■ WHAT IS BEING ASKED ■
Everything in the listing except the pictures should be written out exactly.

━━━━━━━━━━━━━━━━

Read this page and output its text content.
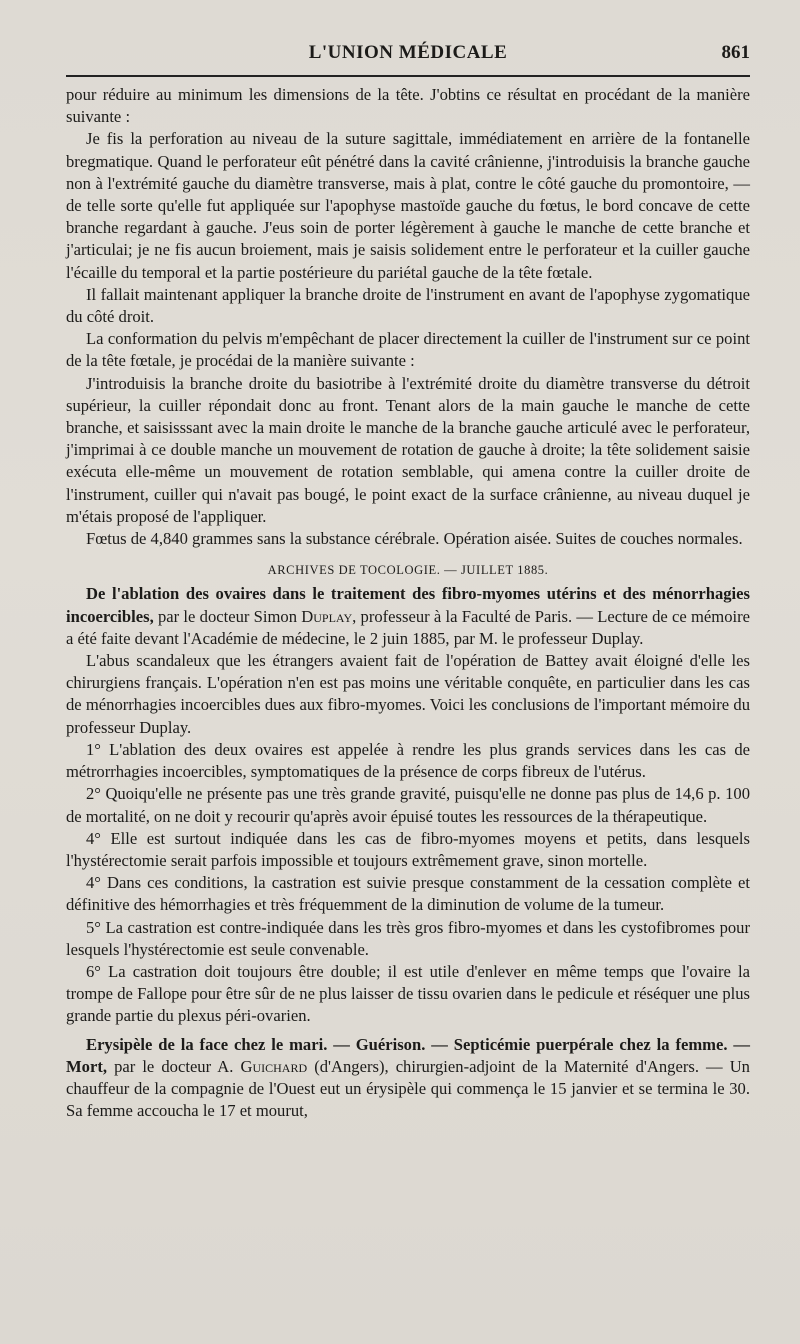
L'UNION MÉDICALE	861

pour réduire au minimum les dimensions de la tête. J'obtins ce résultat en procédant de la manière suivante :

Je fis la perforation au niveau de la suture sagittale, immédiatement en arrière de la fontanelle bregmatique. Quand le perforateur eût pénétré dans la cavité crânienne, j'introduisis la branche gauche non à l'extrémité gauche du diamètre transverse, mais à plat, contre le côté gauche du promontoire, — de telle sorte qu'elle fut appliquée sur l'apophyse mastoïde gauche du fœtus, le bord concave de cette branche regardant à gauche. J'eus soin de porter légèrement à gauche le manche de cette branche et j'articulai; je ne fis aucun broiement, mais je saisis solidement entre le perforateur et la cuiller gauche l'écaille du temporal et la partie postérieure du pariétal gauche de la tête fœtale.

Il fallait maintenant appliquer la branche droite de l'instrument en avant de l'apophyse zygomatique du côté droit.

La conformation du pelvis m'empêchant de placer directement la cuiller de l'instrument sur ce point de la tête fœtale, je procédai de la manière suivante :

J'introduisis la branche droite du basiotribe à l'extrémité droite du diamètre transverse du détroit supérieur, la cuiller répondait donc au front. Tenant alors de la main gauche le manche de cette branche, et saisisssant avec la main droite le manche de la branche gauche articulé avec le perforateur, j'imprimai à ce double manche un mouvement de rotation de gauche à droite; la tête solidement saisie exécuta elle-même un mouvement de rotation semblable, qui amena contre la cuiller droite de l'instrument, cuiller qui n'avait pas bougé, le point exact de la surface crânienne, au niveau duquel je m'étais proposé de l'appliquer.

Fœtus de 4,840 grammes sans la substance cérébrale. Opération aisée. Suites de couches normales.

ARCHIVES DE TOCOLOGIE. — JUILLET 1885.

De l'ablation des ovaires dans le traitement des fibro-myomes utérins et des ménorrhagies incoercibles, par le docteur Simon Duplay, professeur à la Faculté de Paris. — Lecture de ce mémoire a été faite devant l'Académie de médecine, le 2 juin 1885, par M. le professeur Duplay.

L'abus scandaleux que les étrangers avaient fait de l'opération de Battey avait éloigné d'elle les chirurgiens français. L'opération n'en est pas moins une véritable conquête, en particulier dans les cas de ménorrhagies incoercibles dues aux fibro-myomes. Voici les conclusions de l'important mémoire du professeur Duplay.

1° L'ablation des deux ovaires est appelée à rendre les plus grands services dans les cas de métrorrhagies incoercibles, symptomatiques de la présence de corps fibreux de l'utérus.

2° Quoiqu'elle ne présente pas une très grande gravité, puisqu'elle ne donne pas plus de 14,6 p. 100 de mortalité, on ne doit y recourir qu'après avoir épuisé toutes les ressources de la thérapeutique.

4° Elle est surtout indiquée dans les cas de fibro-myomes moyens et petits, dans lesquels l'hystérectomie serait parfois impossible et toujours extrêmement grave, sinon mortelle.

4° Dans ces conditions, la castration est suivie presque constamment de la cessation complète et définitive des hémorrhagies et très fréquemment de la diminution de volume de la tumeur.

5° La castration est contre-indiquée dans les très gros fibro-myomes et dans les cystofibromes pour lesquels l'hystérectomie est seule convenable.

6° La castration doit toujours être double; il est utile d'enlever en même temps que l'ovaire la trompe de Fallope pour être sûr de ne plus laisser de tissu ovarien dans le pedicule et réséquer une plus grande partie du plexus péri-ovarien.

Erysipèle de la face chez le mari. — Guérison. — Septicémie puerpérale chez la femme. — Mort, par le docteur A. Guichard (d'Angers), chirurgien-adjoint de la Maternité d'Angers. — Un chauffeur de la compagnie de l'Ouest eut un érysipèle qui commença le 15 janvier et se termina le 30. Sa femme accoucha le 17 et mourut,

━━━━━━━━━━━━━━━━

■ RIGHT ANSWER ■
Read this page and output its text content.
L'UNION MÉDICALE	861

pour réduire au minimum les dimensions de la tête. J'obtins ce résultat en procédant de la manière suivante :

Je fis la perforation au niveau de la suture sagittale, immédiatement en arrière de la fontanelle bregmatique. Quand le perforateur eût pénétré dans la cavité crânienne, j'introduisis la branche gauche non à l'extrémité gauche du diamètre transverse, mais à plat, contre le côté gauche du promontoire, — de telle sorte qu'elle fut appliquée sur l'apophyse mastoïde gauche du fœtus, le bord concave de cette branche regardant à gauche. J'eus soin de porter légèrement à gauche le manche de cette branche et j'articulai; je ne fis aucun broiement, mais je saisis solidement entre le perforateur et la cuiller gauche l'écaille du temporal et la partie postérieure du pariétal gauche de la tête fœtale.

Il fallait maintenant appliquer la branche droite de l'instrument en avant de l'apophyse zygomatique du côté droit.

La conformation du pelvis m'empêchant de placer directement la cuiller de l'instrument sur ce point de la tête fœtale, je procédai de la manière suivante :

J'introduisis la branche droite du basiotribe à l'extrémité droite du diamètre transverse du détroit supérieur, la cuiller répondait donc au front. Tenant alors de la main gauche le manche de cette branche, et saisisssant avec la main droite le manche de la branche gauche articulé avec le perforateur, j'imprimai à ce double manche un mouvement de rotation de gauche à droite; la tête solidement saisie exécuta elle-même un mouvement de rotation semblable, qui amena contre la cuiller droite de l'instrument, cuiller qui n'avait pas bougé, le point exact de la surface crânienne, au niveau duquel je m'étais proposé de l'appliquer.

Fœtus de 4,840 grammes sans la substance cérébrale. Opération aisée. Suites de couches normales.

ARCHIVES DE TOCOLOGIE. — JUILLET 1885.

De l'ablation des ovaires dans le traitement des fibro-myomes utérins et des ménorrhagies incoercibles, par le docteur Simon Duplay, professeur à la Faculté de Paris. — Lecture de ce mémoire a été faite devant l'Académie de médecine, le 2 juin 1885, par M. le professeur Duplay.

L'abus scandaleux que les étrangers avaient fait de l'opération de Battey avait éloigné d'elle les chirurgiens français. L'opération n'en est pas moins une véritable conquête, en particulier dans les cas de ménorrhagies incoercibles dues aux fibro-myomes. Voici les conclusions de l'important mémoire du professeur Duplay.

1° L'ablation des deux ovaires est appelée à rendre les plus grands services dans les cas de métrorrhagies incoercibles, symptomatiques de la présence de corps fibreux de l'utérus.

2° Quoiqu'elle ne présente pas une très grande gravité, puisqu'elle ne donne pas plus de 14,6 p. 100 de mortalité, on ne doit y recourir qu'après avoir épuisé toutes les ressources de la thérapeutique.

4° Elle est surtout indiquée dans les cas de fibro-myomes moyens et petits, dans lesquels l'hystérectomie serait parfois impossible et toujours extrêmement grave, sinon mortelle.

4° Dans ces conditions, la castration est suivie presque constamment de la cessation complète et définitive des hémorrhagies et très fréquemment de la diminution de volume de la tumeur.

5° La castration est contre-indiquée dans les très gros fibro-myomes et dans les cystofibromes pour lesquels l'hystérectomie est seule convenable.

6° La castration doit toujours être double; il est utile d'enlever en même temps que l'ovaire la trompe de Fallope pour être sûr de ne plus laisser de tissu ovarien dans le pedicule et réséquer une plus grande partie du plexus péri-ovarien.

Erysipèle de la face chez le mari. — Guérison. — Septicémie puerpérale chez la femme. — Mort, par le docteur A. Guichard (d'Angers), chirurgien-adjoint de la Maternité d'Angers. — Un chauffeur de la compagnie de l'Ouest eut un érysipèle qui commença le 15 janvier et se termina le 30. Sa femme accoucha le 17 et mourut,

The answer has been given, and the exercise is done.